OBJECTIVE →
Print all of the entries exactly, minus the pictures.

>> BEGIN MATERIAL PROVIDED

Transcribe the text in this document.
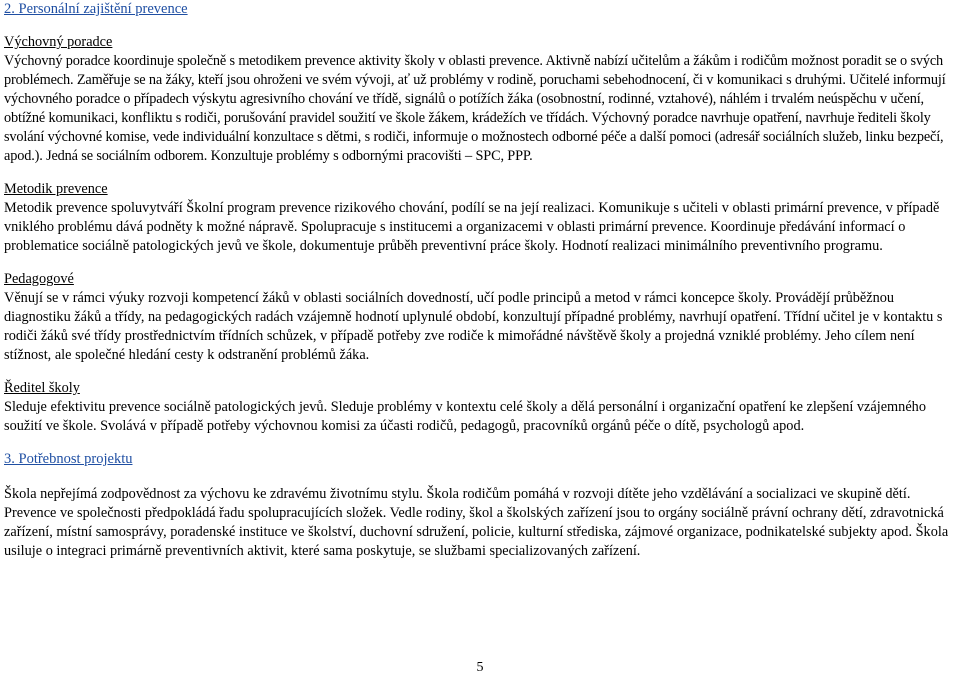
2. Personální zajištění prevence
Výchovný poradce

Výchovný poradce koordinuje společně s metodikem prevence aktivity školy v oblasti prevence. Aktivně nabízí učitelům a žákům i rodičům možnost poradit se o svých problémech. Zaměřuje se na žáky, kteří jsou ohroženi ve svém vývoji, ať už problémy v rodině, poruchami sebehodnocení, či v komunikaci s druhými. Učitelé informují výchovného poradce o případech výskytu agresivního chování ve třídě, signálů o potížích žáka (osobnostní, rodinné, vztahové), náhlém i trvalém neúspěchu v učení, obtížné komunikaci, konfliktu s rodiči, porušování pravidel soužití ve škole žákem, krádežích ve třídách. Výchovný poradce navrhuje opatření, navrhuje řediteli školy svolání výchovné komise, vede individuální konzultace s dětmi, s rodiči, informuje o možnostech odborné péče a další pomoci (adresář sociálních služeb, linku bezpečí, apod.). Jedná se sociálním odborem. Konzultuje problémy s odbornými pracovišti – SPC, PPP.

Metodik prevence

Metodik prevence spoluvytváří Školní program prevence rizikového chování, podílí se na její realizaci. Komunikuje s učiteli v oblasti primární prevence, v případě vniklého problému dává podněty k možné nápravě. Spolupracuje s institucemi a organizacemi v oblasti primární prevence. Koordinuje předávání informací o problematice sociálně patologických jevů ve škole, dokumentuje průběh preventivní práce školy. Hodnotí realizaci minimálního preventivního programu.

Pedagogové

Věnují se v rámci výuky rozvoji kompetencí žáků v oblasti sociálních dovedností, učí podle principů a metod v rámci koncepce školy. Provádějí průběžnou diagnostiku žáků a třídy, na pedagogických radách vzájemně hodnotí uplynulé období, konzultují případné problémy, navrhují opatření. Třídní učitel je v kontaktu s rodiči žáků své třídy prostřednictvím třídních schůzek, v případě potřeby zve rodiče k mimořádné návštěvě školy a projedná vzniklé problémy. Jeho cílem není stížnost, ale společné hledání cesty k odstranění problémů žáka.

Ředitel školy

Sleduje efektivitu prevence sociálně patologických jevů. Sleduje problémy v kontextu celé školy a dělá personální i organizační opatření ke zlepšení vzájemného soužití ve škole. Svolává v případě potřeby výchovnou komisi za účasti rodičů, pedagogů, pracovníků orgánů péče o dítě, psychologů apod.

3. Potřebnost projektu

Škola nepřejímá zodpovědnost za výchovu ke zdravému životnímu stylu. Škola rodičům pomáhá v rozvoji dítěte jeho vzdělávání a socializaci ve skupině dětí. Prevence ve společnosti předpokládá řadu spolupracujících složek. Vedle rodiny, škol a školských zařízení jsou to orgány sociálně právní ochrany dětí, zdravotnická zařízení, místní samosprávy, poradenské instituce ve školství, duchovní sdružení, policie, kulturní střediska, zájmové organizace, podnikatelské subjekty apod. Škola usiluje o integraci primárně preventivních aktivit, které sama poskytuje, se službami specializovaných zařízení.

5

>> END MATERIAL PROVIDED

THE RESULT →
Transcribe the text in this document.
2. Personální zajištění prevence
Výchovný poradce

Výchovný poradce koordinuje společně s metodikem prevence aktivity školy v oblasti prevence. Aktivně nabízí učitelům a žákům i rodičům možnost poradit se o svých problémech. Zaměřuje se na žáky, kteří jsou ohroženi ve svém vývoji, ať už problémy v rodině, poruchami sebehodnocení, či v komunikaci s druhými. Učitelé informují výchovného poradce o případech výskytu agresivního chování ve třídě, signálů o potížích žáka (osobnostní, rodinné, vztahové), náhlém i trvalém neúspěchu v učení, obtížné komunikaci, konfliktu s rodiči, porušování pravidel soužití ve škole žákem, krádežích ve třídách. Výchovný poradce navrhuje opatření, navrhuje řediteli školy svolání výchovné komise, vede individuální konzultace s dětmi, s rodiči, informuje o možnostech odborné péče a další pomoci (adresář sociálních služeb, linku bezpečí, apod.). Jedná se sociálním odborem. Konzultuje problémy s odbornými pracovišti – SPC, PPP.

Metodik prevence

Metodik prevence spoluvytváří Školní program prevence rizikového chování, podílí se na její realizaci. Komunikuje s učiteli v oblasti primární prevence, v případě vniklého problému dává podněty k možné nápravě. Spolupracuje s institucemi a organizacemi v oblasti primární prevence. Koordinuje předávání informací o problematice sociálně patologických jevů ve škole, dokumentuje průběh preventivní práce školy. Hodnotí realizaci minimálního preventivního programu.

Pedagogové

Věnují se v rámci výuky rozvoji kompetencí žáků v oblasti sociálních dovedností, učí podle principů a metod v rámci koncepce školy. Provádějí průběžnou diagnostiku žáků a třídy, na pedagogických radách vzájemně hodnotí uplynulé období, konzultují případné problémy, navrhují opatření. Třídní učitel je v kontaktu s rodiči žáků své třídy prostřednictvím třídních schůzek, v případě potřeby zve rodiče k mimořádné návštěvě školy a projedná vzniklé problémy. Jeho cílem není stížnost, ale společné hledání cesty k odstranění problémů žáka.

Ředitel školy

Sleduje efektivitu prevence sociálně patologických jevů. Sleduje problémy v kontextu celé školy a dělá personální i organizační opatření ke zlepšení vzájemného soužití ve škole. Svolává v případě potřeby výchovnou komisi za účasti rodičů, pedagogů, pracovníků orgánů péče o dítě, psychologů apod.

3. Potřebnost projektu

Škola nepřejímá zodpovědnost za výchovu ke zdravému životnímu stylu. Škola rodičům pomáhá v rozvoji dítěte jeho vzdělávání a socializaci ve skupině dětí. Prevence ve společnosti předpokládá řadu spolupracujících složek. Vedle rodiny, škol a školských zařízení jsou to orgány sociálně právní ochrany dětí, zdravotnická zařízení, místní samosprávy, poradenské instituce ve školství, duchovní sdružení, policie, kulturní střediska, zájmové organizace, podnikatelské subjekty apod. Škola usiluje o integraci primárně preventivních aktivit, které sama poskytuje, se službami specializovaných zařízení.

5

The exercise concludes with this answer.